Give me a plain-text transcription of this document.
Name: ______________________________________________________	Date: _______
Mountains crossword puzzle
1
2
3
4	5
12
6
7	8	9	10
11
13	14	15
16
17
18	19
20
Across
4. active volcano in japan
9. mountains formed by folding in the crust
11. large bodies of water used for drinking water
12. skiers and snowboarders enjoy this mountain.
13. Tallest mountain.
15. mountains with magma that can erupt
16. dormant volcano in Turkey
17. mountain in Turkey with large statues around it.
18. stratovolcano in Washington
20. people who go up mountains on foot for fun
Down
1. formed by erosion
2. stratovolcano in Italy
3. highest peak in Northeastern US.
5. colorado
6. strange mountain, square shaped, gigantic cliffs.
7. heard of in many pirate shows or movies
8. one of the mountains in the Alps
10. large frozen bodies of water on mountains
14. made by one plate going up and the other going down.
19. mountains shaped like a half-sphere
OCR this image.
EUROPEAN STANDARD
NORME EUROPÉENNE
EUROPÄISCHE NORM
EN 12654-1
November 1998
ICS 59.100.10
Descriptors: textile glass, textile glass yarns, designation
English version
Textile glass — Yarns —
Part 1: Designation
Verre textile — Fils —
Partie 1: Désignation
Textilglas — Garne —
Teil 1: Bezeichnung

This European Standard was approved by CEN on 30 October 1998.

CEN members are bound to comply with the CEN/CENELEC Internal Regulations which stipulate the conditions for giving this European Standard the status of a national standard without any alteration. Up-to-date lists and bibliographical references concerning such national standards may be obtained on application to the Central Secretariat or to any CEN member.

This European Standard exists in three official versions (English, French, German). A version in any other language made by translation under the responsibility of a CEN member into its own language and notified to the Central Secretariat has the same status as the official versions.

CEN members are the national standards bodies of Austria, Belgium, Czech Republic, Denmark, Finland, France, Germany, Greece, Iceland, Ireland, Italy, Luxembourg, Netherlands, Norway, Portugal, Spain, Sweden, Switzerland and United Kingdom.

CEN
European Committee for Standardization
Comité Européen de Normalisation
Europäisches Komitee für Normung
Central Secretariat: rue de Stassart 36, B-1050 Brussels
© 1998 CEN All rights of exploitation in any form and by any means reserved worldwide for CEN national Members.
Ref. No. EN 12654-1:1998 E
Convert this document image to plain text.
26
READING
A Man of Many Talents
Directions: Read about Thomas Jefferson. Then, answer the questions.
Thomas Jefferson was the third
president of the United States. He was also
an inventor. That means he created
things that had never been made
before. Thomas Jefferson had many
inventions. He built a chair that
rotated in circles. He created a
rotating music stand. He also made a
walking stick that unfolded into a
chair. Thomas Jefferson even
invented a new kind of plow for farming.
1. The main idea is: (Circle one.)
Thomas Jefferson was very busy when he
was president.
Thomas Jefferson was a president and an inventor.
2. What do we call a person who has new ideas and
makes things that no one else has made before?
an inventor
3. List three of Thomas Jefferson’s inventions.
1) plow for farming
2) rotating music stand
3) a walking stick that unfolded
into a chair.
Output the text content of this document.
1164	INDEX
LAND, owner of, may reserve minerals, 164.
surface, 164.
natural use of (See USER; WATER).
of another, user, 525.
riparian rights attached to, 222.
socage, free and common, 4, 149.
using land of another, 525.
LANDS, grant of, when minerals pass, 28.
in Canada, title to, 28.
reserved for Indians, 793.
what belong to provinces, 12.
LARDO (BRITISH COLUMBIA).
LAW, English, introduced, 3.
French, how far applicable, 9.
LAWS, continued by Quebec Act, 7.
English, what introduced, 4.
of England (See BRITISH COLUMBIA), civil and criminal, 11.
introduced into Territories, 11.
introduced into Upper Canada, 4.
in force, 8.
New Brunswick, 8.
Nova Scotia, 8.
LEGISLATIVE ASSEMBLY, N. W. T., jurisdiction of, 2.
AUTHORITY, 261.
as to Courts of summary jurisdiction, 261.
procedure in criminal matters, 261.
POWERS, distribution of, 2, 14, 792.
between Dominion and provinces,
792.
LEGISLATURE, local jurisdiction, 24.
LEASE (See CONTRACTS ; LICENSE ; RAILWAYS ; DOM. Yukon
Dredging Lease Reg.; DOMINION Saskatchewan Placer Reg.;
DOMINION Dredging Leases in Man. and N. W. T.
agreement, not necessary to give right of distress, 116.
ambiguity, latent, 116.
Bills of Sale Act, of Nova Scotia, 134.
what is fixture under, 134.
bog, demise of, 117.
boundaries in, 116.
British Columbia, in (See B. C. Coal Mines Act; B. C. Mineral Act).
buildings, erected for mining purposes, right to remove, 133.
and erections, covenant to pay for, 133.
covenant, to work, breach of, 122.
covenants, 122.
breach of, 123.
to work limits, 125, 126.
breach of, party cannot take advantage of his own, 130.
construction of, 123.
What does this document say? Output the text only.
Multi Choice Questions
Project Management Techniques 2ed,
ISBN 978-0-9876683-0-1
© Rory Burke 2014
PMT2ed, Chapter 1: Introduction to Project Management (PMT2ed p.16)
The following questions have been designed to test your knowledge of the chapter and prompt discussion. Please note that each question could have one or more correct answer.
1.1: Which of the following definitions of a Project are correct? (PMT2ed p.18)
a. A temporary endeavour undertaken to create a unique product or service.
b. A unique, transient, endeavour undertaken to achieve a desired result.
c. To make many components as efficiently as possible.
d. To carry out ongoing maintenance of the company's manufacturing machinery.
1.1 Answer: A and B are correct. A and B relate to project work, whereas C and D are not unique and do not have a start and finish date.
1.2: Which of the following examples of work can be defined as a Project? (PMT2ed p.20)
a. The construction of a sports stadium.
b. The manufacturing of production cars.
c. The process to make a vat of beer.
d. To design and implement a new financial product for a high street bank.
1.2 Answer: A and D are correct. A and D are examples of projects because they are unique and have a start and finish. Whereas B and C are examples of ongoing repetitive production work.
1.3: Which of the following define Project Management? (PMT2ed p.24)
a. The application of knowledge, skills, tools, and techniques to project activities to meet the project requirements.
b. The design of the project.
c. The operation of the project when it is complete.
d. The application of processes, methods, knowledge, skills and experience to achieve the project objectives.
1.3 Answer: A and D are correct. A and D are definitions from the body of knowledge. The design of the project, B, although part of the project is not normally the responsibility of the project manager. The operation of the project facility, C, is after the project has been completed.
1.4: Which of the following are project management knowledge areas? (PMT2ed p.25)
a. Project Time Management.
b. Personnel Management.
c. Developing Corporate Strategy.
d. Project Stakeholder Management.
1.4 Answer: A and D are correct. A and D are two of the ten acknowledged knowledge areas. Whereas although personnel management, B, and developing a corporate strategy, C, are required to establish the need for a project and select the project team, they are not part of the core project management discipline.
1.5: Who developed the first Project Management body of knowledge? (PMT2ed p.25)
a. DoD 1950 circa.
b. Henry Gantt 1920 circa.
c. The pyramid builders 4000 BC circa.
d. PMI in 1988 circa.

--

Goal of the exercise: Print every entry exactly as it appears.

The response:
Give me a plain-text transcription of this document.
Name: ______________________________________________________	Date: _______
Mountains crossword puzzle
1
2
3
4	5
12
6
7	8	9	10
11
13	14	15
16
17
18	19
20
Across
4. active volcano in japan
9. mountains formed by folding in the crust
11. large bodies of water used for drinking water
12. skiers and snowboarders enjoy this mountain.
13. Tallest mountain.
15. mountains with magma that can erupt
16. dormant volcano in Turkey
17. mountain in Turkey with large statues around it.
18. stratovolcano in Washington
20. people who go up mountains on foot for fun
Down
1. formed by erosion
2. stratovolcano in Italy
3. highest peak in Northeastern US.
5. colorado
6. strange mountain, square shaped, gigantic cliffs.
7. heard of in many pirate shows or movies
8. one of the mountains in the Alps
10. large frozen bodies of water on mountains
14. made by one plate going up and the other going down.
19. mountains shaped like a half-sphere
OCR this image.
EUROPEAN STANDARD
NORME EUROPÉENNE
EUROPÄISCHE NORM
EN 12654-1
November 1998
ICS 59.100.10
Descriptors: textile glass, textile glass yarns, designation
English version
Textile glass — Yarns —
Part 1: Designation
Verre textile — Fils —
Partie 1: Désignation
Textilglas — Garne —
Teil 1: Bezeichnung

This European Standard was approved by CEN on 30 October 1998.

CEN members are bound to comply with the CEN/CENELEC Internal Regulations which stipulate the conditions for giving this European Standard the status of a national standard without any alteration. Up-to-date lists and bibliographical references concerning such national standards may be obtained on application to the Central Secretariat or to any CEN member.

This European Standard exists in three official versions (English, French, German). A version in any other language made by translation under the responsibility of a CEN member into its own language and notified to the Central Secretariat has the same status as the official versions.

CEN members are the national standards bodies of Austria, Belgium, Czech Republic, Denmark, Finland, France, Germany, Greece, Iceland, Ireland, Italy, Luxembourg, Netherlands, Norway, Portugal, Spain, Sweden, Switzerland and United Kingdom.

CEN
European Committee for Standardization
Comité Européen de Normalisation
Europäisches Komitee für Normung
Central Secretariat: rue de Stassart 36, B-1050 Brussels
© 1998 CEN All rights of exploitation in any form and by any means reserved worldwide for CEN national Members.
Ref. No. EN 12654-1:1998 E
Convert this document image to plain text.
26
READING
A Man of Many Talents
Directions: Read about Thomas Jefferson. Then, answer the questions.
Thomas Jefferson was the third
president of the United States. He was also
an inventor. That means he created
things that had never been made
before. Thomas Jefferson had many
inventions. He built a chair that
rotated in circles. He created a
rotating music stand. He also made a
walking stick that unfolded into a
chair. Thomas Jefferson even
invented a new kind of plow for farming.
1. The main idea is: (Circle one.)
Thomas Jefferson was very busy when he
was president.
Thomas Jefferson was a president and an inventor.
2. What do we call a person who has new ideas and
makes things that no one else has made before?
an inventor
3. List three of Thomas Jefferson’s inventions.
1) plow for farming
2) rotating music stand
3) a walking stick that unfolded
into a chair.
Output the text content of this document.
1164	INDEX
LAND, owner of, may reserve minerals, 164.
surface, 164.
natural use of (See USER; WATER).
of another, user, 525.
riparian rights attached to, 222.
socage, free and common, 4, 149.
using land of another, 525.
LANDS, grant of, when minerals pass, 28.
in Canada, title to, 28.
reserved for Indians, 793.
what belong to provinces, 12.
LARDO (BRITISH COLUMBIA).
LAW, English, introduced, 3.
French, how far applicable, 9.
LAWS, continued by Quebec Act, 7.
English, what introduced, 4.
of England (See BRITISH COLUMBIA), civil and criminal, 11.
introduced into Territories, 11.
introduced into Upper Canada, 4.
in force, 8.
New Brunswick, 8.
Nova Scotia, 8.
LEGISLATIVE ASSEMBLY, N. W. T., jurisdiction of, 2.
AUTHORITY, 261.
as to Courts of summary jurisdiction, 261.
procedure in criminal matters, 261.
POWERS, distribution of, 2, 14, 792.
between Dominion and provinces,
792.
LEGISLATURE, local jurisdiction, 24.
LEASE (See CONTRACTS ; LICENSE ; RAILWAYS ; DOM. Yukon
Dredging Lease Reg.; DOMINION Saskatchewan Placer Reg.;
DOMINION Dredging Leases in Man. and N. W. T.
agreement, not necessary to give right of distress, 116.
ambiguity, latent, 116.
Bills of Sale Act, of Nova Scotia, 134.
what is fixture under, 134.
bog, demise of, 117.
boundaries in, 116.
British Columbia, in (See B. C. Coal Mines Act; B. C. Mineral Act).
buildings, erected for mining purposes, right to remove, 133.
and erections, covenant to pay for, 133.
covenant, to work, breach of, 122.
covenants, 122.
breach of, 123.
to work limits, 125, 126.
breach of, party cannot take advantage of his own, 130.
construction of, 123.
What does this document say? Output the text only.
Multi Choice Questions
Project Management Techniques 2ed,
ISBN 978-0-9876683-0-1
© Rory Burke 2014
PMT2ed, Chapter 1: Introduction to Project Management (PMT2ed p.16)
The following questions have been designed to test your knowledge of the chapter and prompt discussion. Please note that each question could have one or more correct answer.
1.1: Which of the following definitions of a Project are correct? (PMT2ed p.18)
a. A temporary endeavour undertaken to create a unique product or service.
b. A unique, transient, endeavour undertaken to achieve a desired result.
c. To make many components as efficiently as possible.
d. To carry out ongoing maintenance of the company's manufacturing machinery.
1.1 Answer: A and B are correct. A and B relate to project work, whereas C and D are not unique and do not have a start and finish date.
1.2: Which of the following examples of work can be defined as a Project? (PMT2ed p.20)
a. The construction of a sports stadium.
b. The manufacturing of production cars.
c. The process to make a vat of beer.
d. To design and implement a new financial product for a high street bank.
1.2 Answer: A and D are correct. A and D are examples of projects because they are unique and have a start and finish. Whereas B and C are examples of ongoing repetitive production work.
1.3: Which of the following define Project Management? (PMT2ed p.24)
a. The application of knowledge, skills, tools, and techniques to project activities to meet the project requirements.
b. The design of the project.
c. The operation of the project when it is complete.
d. The application of processes, methods, knowledge, skills and experience to achieve the project objectives.
1.3 Answer: A and D are correct. A and D are definitions from the body of knowledge. The design of the project, B, although part of the project is not normally the responsibility of the project manager. The operation of the project facility, C, is after the project has been completed.
1.4: Which of the following are project management knowledge areas? (PMT2ed p.25)
a. Project Time Management.
b. Personnel Management.
c. Developing Corporate Strategy.
d. Project Stakeholder Management.
1.4 Answer: A and D are correct. A and D are two of the ten acknowledged knowledge areas. Whereas although personnel management, B, and developing a corporate strategy, C, are required to establish the need for a project and select the project team, they are not part of the core project management discipline.
1.5: Who developed the first Project Management body of knowledge? (PMT2ed p.25)
a. DoD 1950 circa.
b. Henry Gantt 1920 circa.
c. The pyramid builders 4000 BC circa.
d. PMI in 1988 circa.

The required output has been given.